Exercise material:
>> begin

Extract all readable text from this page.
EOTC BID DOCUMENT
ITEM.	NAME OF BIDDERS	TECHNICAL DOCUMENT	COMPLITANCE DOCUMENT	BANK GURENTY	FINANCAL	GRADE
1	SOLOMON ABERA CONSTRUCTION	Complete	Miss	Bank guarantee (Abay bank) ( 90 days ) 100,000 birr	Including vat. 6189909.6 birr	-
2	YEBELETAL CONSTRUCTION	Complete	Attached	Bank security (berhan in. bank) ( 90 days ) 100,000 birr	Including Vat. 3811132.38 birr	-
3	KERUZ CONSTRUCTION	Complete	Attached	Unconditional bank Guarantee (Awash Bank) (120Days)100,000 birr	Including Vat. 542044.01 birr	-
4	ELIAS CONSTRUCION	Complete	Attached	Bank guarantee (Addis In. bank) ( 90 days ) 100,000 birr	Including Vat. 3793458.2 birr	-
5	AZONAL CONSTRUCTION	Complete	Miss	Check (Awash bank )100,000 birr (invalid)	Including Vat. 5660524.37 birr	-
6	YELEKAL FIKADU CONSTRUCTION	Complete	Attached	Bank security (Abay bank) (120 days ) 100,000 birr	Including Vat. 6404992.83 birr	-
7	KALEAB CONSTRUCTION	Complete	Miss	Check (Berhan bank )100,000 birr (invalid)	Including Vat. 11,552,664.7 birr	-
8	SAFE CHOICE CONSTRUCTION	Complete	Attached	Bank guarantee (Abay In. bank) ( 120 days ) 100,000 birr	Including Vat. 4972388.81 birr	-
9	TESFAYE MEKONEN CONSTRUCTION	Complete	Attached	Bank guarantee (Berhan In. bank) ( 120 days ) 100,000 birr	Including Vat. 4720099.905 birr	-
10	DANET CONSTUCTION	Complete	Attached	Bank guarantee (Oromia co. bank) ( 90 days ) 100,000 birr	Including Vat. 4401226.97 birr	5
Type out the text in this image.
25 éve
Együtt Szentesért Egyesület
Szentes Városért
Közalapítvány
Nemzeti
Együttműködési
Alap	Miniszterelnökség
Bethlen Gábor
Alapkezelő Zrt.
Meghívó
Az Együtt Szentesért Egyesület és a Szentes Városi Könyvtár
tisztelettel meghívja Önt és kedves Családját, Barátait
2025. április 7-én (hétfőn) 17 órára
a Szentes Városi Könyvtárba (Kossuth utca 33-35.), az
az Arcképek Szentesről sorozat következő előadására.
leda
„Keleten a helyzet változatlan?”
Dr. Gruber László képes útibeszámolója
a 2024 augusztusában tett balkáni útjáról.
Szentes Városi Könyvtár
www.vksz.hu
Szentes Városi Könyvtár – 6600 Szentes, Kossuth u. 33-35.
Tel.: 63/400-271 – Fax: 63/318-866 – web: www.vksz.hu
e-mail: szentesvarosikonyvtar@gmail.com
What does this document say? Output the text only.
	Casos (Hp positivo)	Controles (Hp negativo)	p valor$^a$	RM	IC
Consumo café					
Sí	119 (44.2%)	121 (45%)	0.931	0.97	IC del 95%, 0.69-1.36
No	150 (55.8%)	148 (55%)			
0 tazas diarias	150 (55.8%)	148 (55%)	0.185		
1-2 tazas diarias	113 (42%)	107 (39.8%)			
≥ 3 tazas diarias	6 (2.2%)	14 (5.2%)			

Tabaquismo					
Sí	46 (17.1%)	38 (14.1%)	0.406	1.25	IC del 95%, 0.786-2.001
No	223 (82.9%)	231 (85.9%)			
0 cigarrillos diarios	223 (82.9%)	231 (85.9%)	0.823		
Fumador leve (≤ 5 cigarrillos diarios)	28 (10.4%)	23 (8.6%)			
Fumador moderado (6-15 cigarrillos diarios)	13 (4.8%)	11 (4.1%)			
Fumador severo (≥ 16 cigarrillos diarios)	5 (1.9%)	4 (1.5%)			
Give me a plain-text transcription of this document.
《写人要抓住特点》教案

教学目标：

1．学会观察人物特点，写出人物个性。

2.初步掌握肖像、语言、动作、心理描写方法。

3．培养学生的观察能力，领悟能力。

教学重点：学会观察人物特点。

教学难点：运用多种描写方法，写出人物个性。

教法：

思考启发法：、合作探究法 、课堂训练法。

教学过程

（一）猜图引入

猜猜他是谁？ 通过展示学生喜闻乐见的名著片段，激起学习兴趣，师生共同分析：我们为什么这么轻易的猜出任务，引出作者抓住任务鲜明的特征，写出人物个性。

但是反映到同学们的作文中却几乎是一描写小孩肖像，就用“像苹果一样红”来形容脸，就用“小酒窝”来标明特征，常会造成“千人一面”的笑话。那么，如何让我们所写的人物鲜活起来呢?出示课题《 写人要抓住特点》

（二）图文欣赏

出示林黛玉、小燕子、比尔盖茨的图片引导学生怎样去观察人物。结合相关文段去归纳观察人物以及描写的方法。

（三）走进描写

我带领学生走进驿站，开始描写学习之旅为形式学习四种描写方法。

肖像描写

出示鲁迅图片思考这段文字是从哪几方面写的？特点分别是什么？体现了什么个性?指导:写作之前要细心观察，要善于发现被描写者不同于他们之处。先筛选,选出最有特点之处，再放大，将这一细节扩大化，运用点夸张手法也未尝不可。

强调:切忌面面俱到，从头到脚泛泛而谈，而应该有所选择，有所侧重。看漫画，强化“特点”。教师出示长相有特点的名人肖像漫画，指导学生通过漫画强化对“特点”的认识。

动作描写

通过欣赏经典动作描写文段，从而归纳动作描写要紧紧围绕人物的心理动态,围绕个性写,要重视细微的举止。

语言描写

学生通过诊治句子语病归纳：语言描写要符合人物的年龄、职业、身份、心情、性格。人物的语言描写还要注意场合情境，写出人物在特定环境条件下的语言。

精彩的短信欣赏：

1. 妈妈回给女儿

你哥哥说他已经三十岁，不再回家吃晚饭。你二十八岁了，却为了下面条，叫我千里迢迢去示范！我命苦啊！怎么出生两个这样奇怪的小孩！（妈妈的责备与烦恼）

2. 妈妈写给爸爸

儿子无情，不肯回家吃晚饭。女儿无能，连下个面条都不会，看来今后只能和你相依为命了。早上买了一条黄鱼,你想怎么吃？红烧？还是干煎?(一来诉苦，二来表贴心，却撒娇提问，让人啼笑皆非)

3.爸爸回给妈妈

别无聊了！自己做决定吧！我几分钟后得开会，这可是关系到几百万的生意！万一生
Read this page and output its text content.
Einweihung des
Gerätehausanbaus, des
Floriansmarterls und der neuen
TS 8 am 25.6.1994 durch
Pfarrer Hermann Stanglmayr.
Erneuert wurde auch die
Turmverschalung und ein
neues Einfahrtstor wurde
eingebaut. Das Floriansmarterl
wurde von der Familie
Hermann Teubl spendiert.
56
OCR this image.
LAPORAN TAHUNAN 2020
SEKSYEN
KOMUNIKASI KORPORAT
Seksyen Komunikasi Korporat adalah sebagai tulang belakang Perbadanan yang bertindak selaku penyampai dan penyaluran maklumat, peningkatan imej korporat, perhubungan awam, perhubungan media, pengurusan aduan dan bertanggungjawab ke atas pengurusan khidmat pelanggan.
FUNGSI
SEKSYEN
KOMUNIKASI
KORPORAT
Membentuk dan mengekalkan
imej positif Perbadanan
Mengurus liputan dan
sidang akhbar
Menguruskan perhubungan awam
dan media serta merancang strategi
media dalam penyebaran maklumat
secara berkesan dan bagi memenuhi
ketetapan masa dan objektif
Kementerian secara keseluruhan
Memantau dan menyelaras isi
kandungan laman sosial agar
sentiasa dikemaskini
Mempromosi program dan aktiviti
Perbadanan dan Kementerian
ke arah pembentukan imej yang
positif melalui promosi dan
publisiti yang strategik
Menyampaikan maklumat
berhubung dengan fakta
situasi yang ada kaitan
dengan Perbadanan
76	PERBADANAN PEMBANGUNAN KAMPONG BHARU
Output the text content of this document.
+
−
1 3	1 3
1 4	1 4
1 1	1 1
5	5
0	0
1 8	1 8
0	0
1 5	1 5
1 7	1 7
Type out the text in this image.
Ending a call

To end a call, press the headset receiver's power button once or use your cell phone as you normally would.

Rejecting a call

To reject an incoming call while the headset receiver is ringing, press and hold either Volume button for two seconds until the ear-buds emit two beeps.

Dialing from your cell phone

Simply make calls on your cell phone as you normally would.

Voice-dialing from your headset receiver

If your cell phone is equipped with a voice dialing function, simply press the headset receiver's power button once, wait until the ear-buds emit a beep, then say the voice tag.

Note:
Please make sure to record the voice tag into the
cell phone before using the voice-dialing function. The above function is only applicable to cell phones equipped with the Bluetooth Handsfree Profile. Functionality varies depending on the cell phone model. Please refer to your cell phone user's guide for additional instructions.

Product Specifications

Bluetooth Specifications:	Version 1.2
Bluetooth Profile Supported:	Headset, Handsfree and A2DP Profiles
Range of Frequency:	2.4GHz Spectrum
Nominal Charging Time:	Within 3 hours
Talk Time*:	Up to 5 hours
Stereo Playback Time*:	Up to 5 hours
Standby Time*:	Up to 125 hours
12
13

>> end

Return exactly, and only, the line containing "Output the text content of this document." and every line after it through the end of the material.

Answer for the task:
Output the text content of this document.
+
−
1 3	1 3
1 4	1 4
1 1	1 1
5	5
0	0
1 8	1 8
0	0
1 5	1 5
1 7	1 7
Type out the text in this image.
Ending a call

To end a call, press the headset receiver's power button once or use your cell phone as you normally would.

Rejecting a call

To reject an incoming call while the headset receiver is ringing, press and hold either Volume button for two seconds until the ear-buds emit two beeps.

Dialing from your cell phone

Simply make calls on your cell phone as you normally would.

Voice-dialing from your headset receiver

If your cell phone is equipped with a voice dialing function, simply press the headset receiver's power button once, wait until the ear-buds emit a beep, then say the voice tag.

Note:
Please make sure to record the voice tag into the
cell phone before using the voice-dialing function. The above function is only applicable to cell phones equipped with the Bluetooth Handsfree Profile. Functionality varies depending on the cell phone model. Please refer to your cell phone user's guide for additional instructions.

Product Specifications

Bluetooth Specifications:	Version 1.2
Bluetooth Profile Supported:	Headset, Handsfree and A2DP Profiles
Range of Frequency:	2.4GHz Spectrum
Nominal Charging Time:	Within 3 hours
Talk Time*:	Up to 5 hours
Stereo Playback Time*:	Up to 5 hours
Standby Time*:	Up to 125 hours
12
13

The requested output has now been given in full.